Задания:
1 > Переведите на английский язык предложение из текста о танкере «Владимир Колечицкий»: «Через два дня каким-то чудом ночью танкеру удалось, обрубив швартовы, без буксиров развернуться и тихо выйти из бухты».
2 > Перепишите дословно фрагмент текста о танкере, начиная со слов "Боевая служба в" и далее до слов "бензина в бочках." включительно.

Текст для чтения:
Танкер «Владимир Колечицкий» подходил к базе 10-й оперативной эскадры в южновьетнамском порту Камрань. Нужно было слить в береговые цистерны базы оставшееся горючее и пресную воду, привести себя в порядок и следовать в главную базу Тихоокеанского флота — порт Владивосток.
Боевая служба в Индийском океане закончилась, одиннадцать месяцев напряжённой работы остались позади, впереди маячил долгожданный и заслуженный отдых.
Служба выдалась действительно боевой — в январе 1986 года танкер, войдя в порт Адена, попал в самую гущу государственного переворота. Кругом летали снаряды и пули, ревели самолёты, горели и взрывались боевые корабли и транспортные суда. И посреди этого ада, у нефтяного терминала бухты, стоял советский танкер, «под жвак» нагружённый горючим, имея на палубе ещё тридцать тонн бензина в бочках.
Снаряды противоборствующих сторон пролетали между мачтами танкера, пули на излёте падали на палубу. Обе воюющие стороны, понимая, что взрыв танкера разнесёт вдребезги весь Аден, старались вести себя осторожно. Кроме безбашенных йеменских катерников, которые вели огонь из 30-миллиметровых пушек по зданию Министерства обороны, коварно прикрываясь бортом «Колечицкого». Что при этом чувствовал экипаж танкера, нетрудно догадаться, но люди держались.
Через два дня каким-то чудом ночью танкеру удалось, обрубив швартовы, без буксиров развернуться и тихо выйти из бухты.
Но ещё неделю пришлось вместе с кораблями советской эскадры участвовать в работе по эвакуации населения Адена и посольств соцстран, перевозя на верхней палубе беженцев в порт Джибути. И снова под огнём береговых батарей мятежников! На глазах экипажа снаряд разнёс в клочья шлюпку с моряками английской королевской яхты «Британия», тоже участвовавшей в эвакуации.

Аннотированные списки элементов:
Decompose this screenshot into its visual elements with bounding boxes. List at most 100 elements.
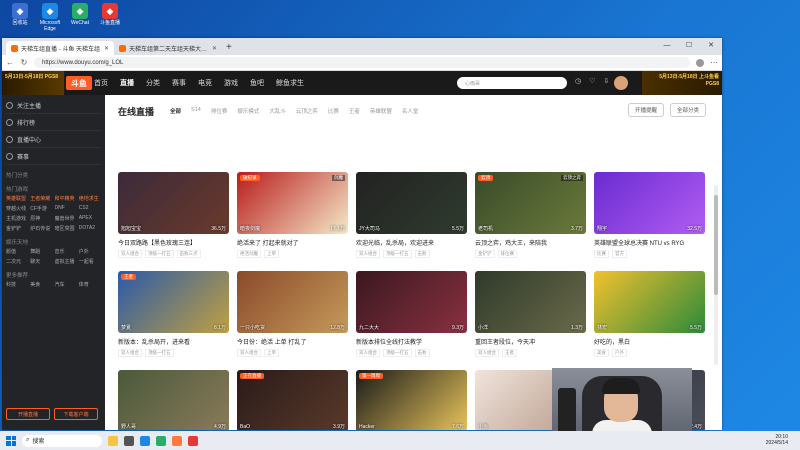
stream-tag[interactable]: 双人组合 bbox=[118, 250, 142, 258]
stream-title[interactable]: 重回王者段位，今天冲 bbox=[475, 337, 586, 346]
clock[interactable]: 20:10 2024/5/14 bbox=[766, 434, 788, 446]
category-link[interactable]: APEX bbox=[79, 215, 101, 222]
stream-tag[interactable]: 顶级一打五 bbox=[383, 349, 412, 357]
streamer-name[interactable]: 小洋 bbox=[478, 324, 488, 331]
stream-tag[interactable]: 比赛 bbox=[594, 250, 609, 258]
stream-thumbnail[interactable]: 第一周周 Hacker 7.6万 bbox=[356, 370, 467, 430]
stream-tag[interactable]: 双人组合 bbox=[237, 349, 261, 357]
filter-tab[interactable]: 王者 bbox=[349, 107, 360, 115]
stream-tag[interactable]: 顶级一打五 bbox=[145, 250, 174, 258]
stream-card[interactable]: 翔宇 32.5万 英雄联盟全球总决赛 NTU vs RYG 比赛 官方 bbox=[594, 172, 705, 258]
scrollbar-thumb[interactable] bbox=[714, 195, 718, 295]
stream-card[interactable]: 九二大大 9.3万 新版本排位全线打法教学 双人组合 顶级一打五 击败 bbox=[356, 271, 467, 357]
filter-tab[interactable]: S14 bbox=[191, 107, 201, 115]
streamer-name[interactable]: 九二大大 bbox=[359, 324, 379, 331]
stream-tag[interactable]: 击败 bbox=[414, 349, 430, 357]
sidebar-item[interactable]: 关注主播 bbox=[6, 97, 101, 114]
close-icon[interactable]: ✕ bbox=[104, 45, 109, 52]
stream-title[interactable]: 新版本排位全线打法教学 bbox=[356, 337, 467, 346]
download-icon[interactable]: ⇩ bbox=[603, 77, 609, 85]
streamer-name[interactable]: 暗夜剑魔 bbox=[240, 225, 260, 232]
stream-tag[interactable]: 户外 bbox=[612, 349, 627, 357]
stream-tag[interactable]: 绝活剑魔 bbox=[237, 250, 261, 258]
category-link[interactable]: 科技 bbox=[6, 281, 28, 288]
category-link[interactable]: 绝地求生 bbox=[79, 195, 101, 202]
filter-tab[interactable]: 全部 bbox=[170, 107, 181, 115]
stream-card[interactable]: 破纪录 剑魔 暗夜剑魔 17.1万 绝活来了 打起来就对了 绝活剑魔 上单 bbox=[237, 172, 348, 258]
stream-card[interactable]: 小洋 1.3万 重回王者段位，今天冲 双人组合 王者 bbox=[475, 271, 586, 357]
stream-tag[interactable]: 顶级一打五 bbox=[383, 250, 412, 258]
windows-start-icon[interactable] bbox=[6, 435, 16, 446]
filter-tab[interactable]: 排位赛 bbox=[211, 107, 228, 115]
stream-tag[interactable]: 排位赛 bbox=[497, 250, 517, 258]
task-view-icon[interactable] bbox=[124, 435, 134, 446]
desktop-shortcut[interactable]: ◆ 回收站 bbox=[6, 3, 34, 26]
streamer-name[interactable]: 林宏 bbox=[597, 324, 607, 331]
category-link[interactable]: 汽车 bbox=[55, 281, 77, 288]
maximize-button[interactable]: ☐ bbox=[678, 38, 700, 52]
back-arrow-icon[interactable]: ← bbox=[6, 58, 14, 67]
stream-tag[interactable]: 金铲铲 bbox=[475, 250, 495, 258]
sidebar-item[interactable]: 排行榜 bbox=[6, 114, 101, 131]
stream-title[interactable]: 今日双路路【黑色玫瑰三连】 bbox=[118, 238, 229, 247]
category-link[interactable]: 英雄联盟 bbox=[6, 195, 28, 202]
category-link[interactable]: 聊天 bbox=[30, 258, 52, 265]
streamer-name[interactable]: 老司机 bbox=[478, 225, 493, 232]
sidebar-item[interactable]: 直播中心 bbox=[6, 131, 101, 148]
stream-reminder-button[interactable]: 开播提醒 bbox=[627, 103, 664, 117]
stream-title[interactable]: 英雄联盟全球总决赛 NTU vs RYG bbox=[594, 238, 705, 247]
avatar[interactable] bbox=[614, 76, 628, 90]
wechat-icon[interactable] bbox=[156, 435, 166, 446]
category-link[interactable]: 王者荣耀 bbox=[30, 195, 52, 202]
stream-card[interactable]: 第一周周Hacker7.6万晚上去打比赛打pilot比赛传奇杯 bbox=[356, 370, 467, 430]
category-link[interactable]: 一起看 bbox=[79, 258, 101, 265]
category-link[interactable]: 二次元 bbox=[6, 258, 28, 265]
stream-thumbnail[interactable]: JY大司马 5.5万 bbox=[356, 172, 467, 234]
nav-item[interactable]: 分类 bbox=[146, 78, 160, 88]
category-link[interactable]: 音乐 bbox=[55, 248, 77, 255]
desktop-shortcut[interactable]: ◆ WeChat bbox=[66, 3, 94, 26]
stream-thumbnail[interactable]: 野人哥 4.9万 bbox=[118, 370, 229, 430]
stream-title[interactable]: 好吃的，黑白 bbox=[594, 337, 705, 346]
category-link[interactable]: 穿越火线 bbox=[6, 205, 28, 212]
category-link[interactable]: 户外 bbox=[79, 248, 101, 255]
new-tab-button[interactable]: + bbox=[226, 41, 232, 55]
stream-card[interactable]: 一只小吃货 12.8万 今日份：绝活 上单 打乱了 双人组合 上单 bbox=[237, 271, 348, 357]
category-link[interactable]: 主机游戏 bbox=[6, 215, 28, 222]
streamer-name[interactable]: 一只小吃货 bbox=[240, 324, 265, 331]
stream-tag[interactable]: 王者 bbox=[502, 349, 517, 357]
promo-banner-right[interactable]: 5月13日-5月18日 上斗鱼看 PGS8 bbox=[642, 71, 722, 95]
stream-tag[interactable]: 双人组合 bbox=[475, 349, 499, 357]
download-client-button[interactable]: 下载客户端 bbox=[54, 408, 98, 420]
file-explorer-icon[interactable] bbox=[172, 435, 182, 446]
nav-item[interactable]: 鱼吧 bbox=[250, 78, 264, 88]
stream-card[interactable]: 云顶 云顶之弈 老司机 3.7万 云顶之弈，鸡大王，来陪我 金铲铲 排位赛 bbox=[475, 172, 586, 258]
category-link[interactable]: 金铲铲 bbox=[6, 225, 28, 232]
streamer-name[interactable]: BaO bbox=[240, 424, 250, 430]
category-link[interactable]: DOTA2 bbox=[79, 225, 101, 232]
douyu-app-icon[interactable] bbox=[188, 435, 198, 446]
category-link[interactable]: 暗区突围 bbox=[55, 225, 77, 232]
close-icon[interactable]: ✕ bbox=[212, 45, 217, 52]
category-link[interactable]: 和平精英 bbox=[55, 195, 77, 202]
nav-item[interactable]: 游戏 bbox=[224, 78, 238, 88]
widgets-icon[interactable] bbox=[108, 435, 118, 446]
streamer-name[interactable]: 小鱼 bbox=[478, 423, 488, 430]
filter-tab[interactable]: 名人堂 bbox=[402, 107, 419, 115]
stream-tag[interactable]: 美食 bbox=[594, 349, 609, 357]
stream-tag[interactable]: 双人组合 bbox=[356, 349, 380, 357]
scrollbar[interactable] bbox=[714, 185, 718, 365]
stream-card[interactable]: 正在直播BaO3.9万逃离塔科夫 新手教学FPS塔科夫 bbox=[237, 370, 348, 430]
start-stream-button[interactable]: 开播直播 bbox=[6, 408, 50, 420]
douyu-logo[interactable]: 斗鱼 bbox=[66, 76, 92, 90]
streamer-name[interactable]: JY大司马 bbox=[359, 225, 380, 232]
nav-item[interactable]: 首页 bbox=[94, 78, 108, 88]
minimize-button[interactable]: — bbox=[656, 38, 678, 52]
desktop-shortcut[interactable]: ◆ 斗鱼直播 bbox=[96, 3, 124, 26]
more-menu-icon[interactable]: ⋯ bbox=[710, 58, 718, 67]
url-input[interactable]: https://www.douyu.com/g_LOL bbox=[34, 57, 690, 68]
streamer-name[interactable]: Hacker bbox=[359, 424, 375, 430]
edge-icon[interactable] bbox=[140, 435, 150, 446]
nav-item[interactable]: 赛事 bbox=[172, 78, 186, 88]
stream-thumbnail[interactable]: 王者 梦夏 8.1万 bbox=[118, 271, 229, 333]
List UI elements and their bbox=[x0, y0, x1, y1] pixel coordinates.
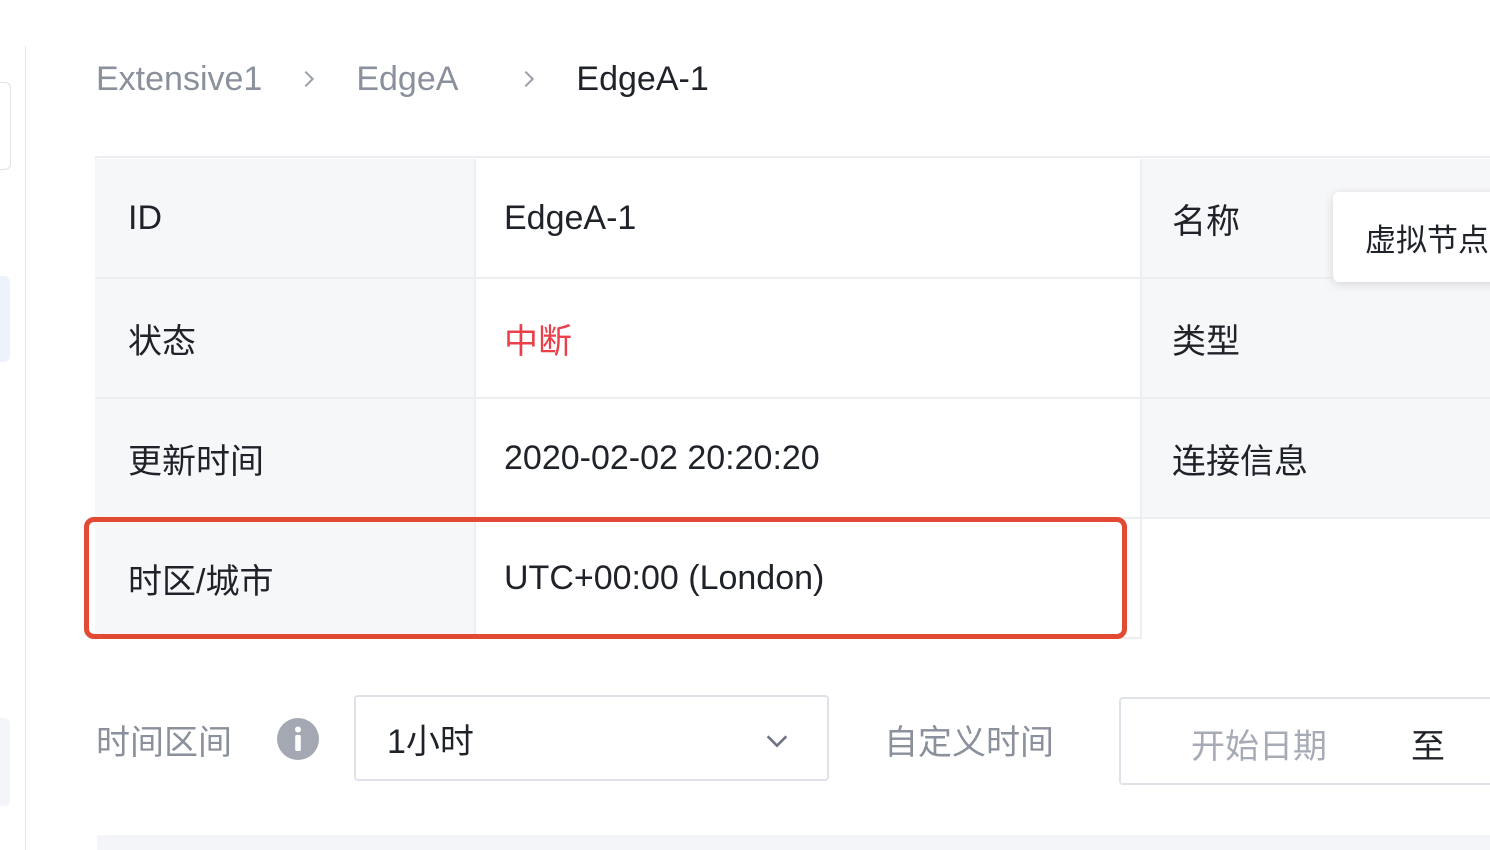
breadcrumb-item-extensive1[interactable]: Extensive1 bbox=[96, 60, 262, 99]
label-update-time: 更新时间 bbox=[95, 399, 476, 519]
value-status: 中断 bbox=[476, 279, 1142, 399]
date-range-picker[interactable]: 开始日期 至 bbox=[1119, 697, 1490, 785]
value-update-time: 2020-02-02 20:20:20 bbox=[476, 399, 1142, 519]
value-id: EdgeA-1 bbox=[476, 159, 1142, 279]
time-range-value: 1小时 bbox=[387, 722, 474, 761]
breadcrumb-item-edgea[interactable]: EdgeA bbox=[356, 60, 458, 99]
chevron-down-icon bbox=[766, 735, 788, 748]
breadcrumb-item-current: EdgeA-1 bbox=[576, 59, 709, 98]
tooltip-text: 虚拟节点 bbox=[1365, 222, 1489, 258]
table-border bbox=[95, 156, 1490, 158]
label-id: ID bbox=[95, 159, 476, 279]
content-area-edge bbox=[97, 835, 1490, 850]
time-range-label: 时间区间 bbox=[96, 723, 232, 762]
sidebar-item[interactable] bbox=[0, 718, 10, 806]
highlight-box bbox=[84, 517, 1127, 639]
tooltip: 虚拟节点 bbox=[1333, 192, 1490, 282]
chevron-right-icon bbox=[298, 68, 320, 90]
sidebar-input-box[interactable] bbox=[0, 82, 11, 170]
custom-time-label: 自定义时间 bbox=[884, 723, 1054, 762]
breadcrumb: Extensive1 EdgeA EdgeA-1 bbox=[96, 56, 709, 102]
label-connection-info: 连接信息 bbox=[1142, 399, 1490, 519]
sidebar-item-active[interactable] bbox=[0, 276, 10, 362]
time-range-select[interactable]: 1小时 bbox=[354, 695, 829, 781]
label-status: 状态 bbox=[95, 279, 476, 399]
chevron-right-icon bbox=[518, 68, 540, 90]
start-date-input[interactable]: 开始日期 bbox=[1191, 719, 1327, 768]
date-range-separator: 至 bbox=[1411, 728, 1445, 766]
label-type: 类型 bbox=[1142, 279, 1490, 399]
page: Extensive1 EdgeA EdgeA-1 ID EdgeA-1 名称 状… bbox=[0, 0, 1490, 850]
info-icon[interactable] bbox=[276, 717, 320, 761]
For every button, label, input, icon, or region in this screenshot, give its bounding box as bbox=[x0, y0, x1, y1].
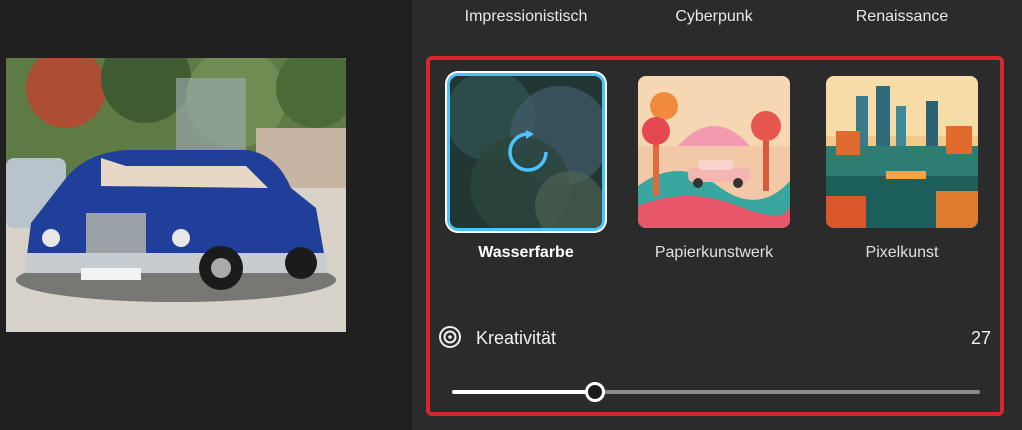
creativity-row: Kreativität 27 bbox=[438, 323, 993, 353]
style-thumbnail-papierkunstwerk[interactable] bbox=[638, 76, 790, 228]
slider-thumb[interactable] bbox=[585, 382, 605, 402]
style-option-cyberpunk[interactable]: Cyberpunk bbox=[624, 8, 804, 26]
style-option-renaissance[interactable]: Renaissance bbox=[812, 8, 992, 26]
image-preview[interactable] bbox=[6, 58, 346, 332]
creativity-label: Kreativität bbox=[476, 328, 557, 348]
target-icon bbox=[438, 325, 462, 354]
style-option-impressionistisch[interactable]: Impressionistisch bbox=[436, 8, 616, 26]
slider-fill bbox=[452, 390, 595, 394]
creativity-slider[interactable] bbox=[452, 378, 980, 406]
style-label-papierkunstwerk: Papierkunstwerk bbox=[654, 244, 774, 261]
style-label-wasserfarbe: Wasserfarbe bbox=[478, 244, 574, 261]
style-label-pixelkunst: Pixelkunst bbox=[865, 244, 939, 261]
style-thumbnail-pixelkunst[interactable] bbox=[826, 76, 978, 228]
refresh-icon bbox=[504, 128, 552, 181]
canvas-area bbox=[0, 0, 412, 430]
creativity-value: 27 bbox=[970, 328, 991, 348]
style-thumbnail-wasserfarbe[interactable] bbox=[450, 76, 602, 228]
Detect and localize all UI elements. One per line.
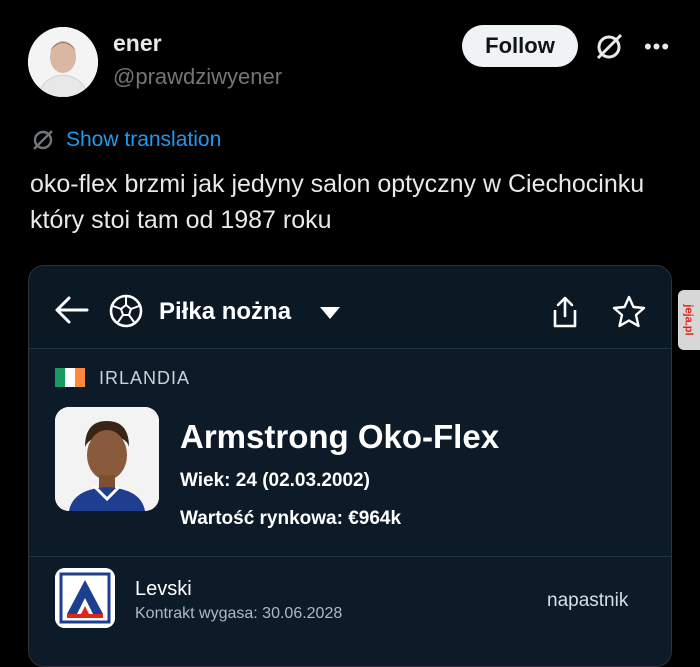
app-header: Piłka nożna xyxy=(29,266,671,348)
club-name: Levski xyxy=(135,578,192,600)
flag-stripe-white xyxy=(65,368,75,387)
player-name: Armstrong Oko-Flex xyxy=(180,418,500,455)
player-market-value: Wartość rynkowa: €964k xyxy=(180,508,402,529)
back-arrow-icon[interactable] xyxy=(53,294,89,326)
football-icon xyxy=(109,294,143,328)
flag-ireland xyxy=(55,368,85,387)
sport-selector-label[interactable]: Piłka nożna xyxy=(159,298,291,326)
club-contract: Kontrakt wygasa: 30.06.2028 xyxy=(135,605,343,622)
flag-stripe-green xyxy=(55,368,65,387)
jeja-watermark: jeja.pl xyxy=(678,290,700,350)
show-translation-link[interactable]: Show translation xyxy=(66,128,221,152)
author-avatar[interactable] xyxy=(28,27,98,97)
grok-icon[interactable] xyxy=(592,30,626,64)
tweet-text: oko-flex brzmi jak jedyny salon optyczny… xyxy=(30,170,645,234)
author-name[interactable]: ener xyxy=(113,30,162,57)
player-country: IRLANDIA xyxy=(99,368,191,388)
more-options-icon[interactable]: ••• xyxy=(640,30,674,64)
player-age: Wiek: 24 (02.03.2002) xyxy=(180,470,370,491)
player-position: napastnik xyxy=(547,590,629,611)
author-handle[interactable]: @prawdziwyener xyxy=(113,64,282,90)
star-icon[interactable] xyxy=(611,294,647,330)
show-translation[interactable]: Show translation xyxy=(30,127,221,153)
share-icon[interactable] xyxy=(547,294,583,330)
grok-translate-icon xyxy=(33,130,53,150)
club-logo xyxy=(55,568,115,628)
embedded-image-card[interactable]: Piłka nożna IRLANDIA Armstrong Oko-Flex … xyxy=(28,265,672,667)
follow-button[interactable]: Follow xyxy=(462,25,578,67)
chevron-down-icon[interactable] xyxy=(319,306,341,320)
flag-stripe-orange xyxy=(75,368,85,387)
jeja-logo: jeja.pl xyxy=(683,304,695,336)
player-photo xyxy=(55,407,159,511)
divider xyxy=(29,348,671,349)
divider xyxy=(29,556,671,557)
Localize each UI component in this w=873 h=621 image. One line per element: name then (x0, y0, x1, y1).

Ответы по заданиям:
1 > Two days later, by some miracle, the tanker managed at night to cut its mooring lines, turn around without tugs, and quietly slip out of the bay.

2 >
Боевая служба в Индийском океане закончилась, одиннадцать месяцев напряжённой работы остались позади, впереди маячил долгожданный и заслуженный отдых.
Служба выдалась действительно боевой — в январе 1986 года танкер, войдя в порт Адена, попал в самую гущу государственного переворота. Кругом летали снаряды и пули, ревели самолёты, горели и взрывались боевые корабли и транспортные суда. И посреди этого ада, у нефтяного терминала бухты, стоял советский танкер, «под жвак» нагружённый горючим, имея на палубе ещё тридцать тонн бензина в бочках.